Please quote the material exactly, every line of it.
>> begin EXCERPTED DATA
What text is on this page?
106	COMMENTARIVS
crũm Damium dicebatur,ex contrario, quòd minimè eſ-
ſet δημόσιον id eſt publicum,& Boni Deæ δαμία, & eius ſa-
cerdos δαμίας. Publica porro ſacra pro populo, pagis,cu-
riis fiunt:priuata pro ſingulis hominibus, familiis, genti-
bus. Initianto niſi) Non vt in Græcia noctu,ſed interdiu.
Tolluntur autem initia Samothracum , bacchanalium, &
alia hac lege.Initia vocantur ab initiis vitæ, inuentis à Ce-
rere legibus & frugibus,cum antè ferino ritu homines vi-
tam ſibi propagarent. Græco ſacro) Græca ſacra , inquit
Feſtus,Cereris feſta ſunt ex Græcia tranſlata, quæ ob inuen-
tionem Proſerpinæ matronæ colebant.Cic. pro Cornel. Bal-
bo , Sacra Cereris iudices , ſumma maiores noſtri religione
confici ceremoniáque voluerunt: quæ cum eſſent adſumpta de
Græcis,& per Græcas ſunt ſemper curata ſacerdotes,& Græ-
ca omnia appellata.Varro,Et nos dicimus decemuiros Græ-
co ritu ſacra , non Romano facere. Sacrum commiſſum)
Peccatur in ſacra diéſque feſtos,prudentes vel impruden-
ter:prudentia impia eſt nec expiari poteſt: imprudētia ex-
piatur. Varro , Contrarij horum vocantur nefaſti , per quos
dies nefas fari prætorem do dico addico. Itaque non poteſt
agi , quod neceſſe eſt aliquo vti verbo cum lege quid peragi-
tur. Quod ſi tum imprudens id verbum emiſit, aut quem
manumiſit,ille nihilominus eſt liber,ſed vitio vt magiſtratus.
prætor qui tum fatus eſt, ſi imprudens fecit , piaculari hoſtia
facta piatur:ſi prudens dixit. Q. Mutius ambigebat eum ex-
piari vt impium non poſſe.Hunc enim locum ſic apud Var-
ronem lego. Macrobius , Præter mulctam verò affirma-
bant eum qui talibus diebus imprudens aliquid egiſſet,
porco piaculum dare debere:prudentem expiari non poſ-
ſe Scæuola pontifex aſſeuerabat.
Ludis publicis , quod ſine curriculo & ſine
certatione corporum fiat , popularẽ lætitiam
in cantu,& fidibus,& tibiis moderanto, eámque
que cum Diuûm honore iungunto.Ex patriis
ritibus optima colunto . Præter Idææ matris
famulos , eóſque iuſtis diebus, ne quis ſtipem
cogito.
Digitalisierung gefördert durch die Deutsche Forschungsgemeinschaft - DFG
>> end EXCERPTED DATA
=== WRITTEN ANSWER ===
What text is on this page?
106	COMMENTARIVS
crũm Damium dicebatur,ex contrario, quòd minimè eſ-
ſet δημόσιον id eſt publicum,& Boni Deæ δαμία, & eius ſa-
cerdos δαμίας. Publica porro ſacra pro populo, pagis,cu-
riis fiunt:priuata pro ſingulis hominibus, familiis, genti-
bus. Initianto niſi) Non vt in Græcia noctu,ſed interdiu.
Tolluntur autem initia Samothracum , bacchanalium, &
alia hac lege.Initia vocantur ab initiis vitæ, inuentis à Ce-
rere legibus & frugibus,cum antè ferino ritu homines vi-
tam ſibi propagarent. Græco ſacro) Græca ſacra , inquit
Feſtus,Cereris feſta ſunt ex Græcia tranſlata, quæ ob inuen-
tionem Proſerpinæ matronæ colebant.Cic. pro Cornel. Bal-
bo , Sacra Cereris iudices , ſumma maiores noſtri religione
confici ceremoniáque voluerunt: quæ cum eſſent adſumpta de
Græcis,& per Græcas ſunt ſemper curata ſacerdotes,& Græ-
ca omnia appellata.Varro,Et nos dicimus decemuiros Græ-
co ritu ſacra , non Romano facere. Sacrum commiſſum)
Peccatur in ſacra diéſque feſtos,prudentes vel impruden-
ter:prudentia impia eſt nec expiari poteſt: imprudētia ex-
piatur. Varro , Contrarij horum vocantur nefaſti , per quos
dies nefas fari prætorem do dico addico. Itaque non poteſt
agi , quod neceſſe eſt aliquo vti verbo cum lege quid peragi-
tur. Quod ſi tum imprudens id verbum emiſit, aut quem
manumiſit,ille nihilominus eſt liber,ſed vitio vt magiſtratus.
prætor qui tum fatus eſt, ſi imprudens fecit , piaculari hoſtia
facta piatur:ſi prudens dixit. Q. Mutius ambigebat eum ex-
piari vt impium non poſſe.Hunc enim locum ſic apud Var-
ronem lego. Macrobius , Præter mulctam verò affirma-
bant eum qui talibus diebus imprudens aliquid egiſſet,
porco piaculum dare debere:prudentem expiari non poſ-
ſe Scæuola pontifex aſſeuerabat.
Ludis publicis , quod ſine curriculo & ſine
certatione corporum fiat , popularẽ lætitiam
in cantu,& fidibus,& tibiis moderanto, eámque
que cum Diuûm honore iungunto.Ex patriis
ritibus optima colunto . Præter Idææ matris
famulos , eóſque iuſtis diebus, ne quis ſtipem
cogito.
Digitalisierung gefördert durch die Deutsche Forschungsgemeinschaft - DFG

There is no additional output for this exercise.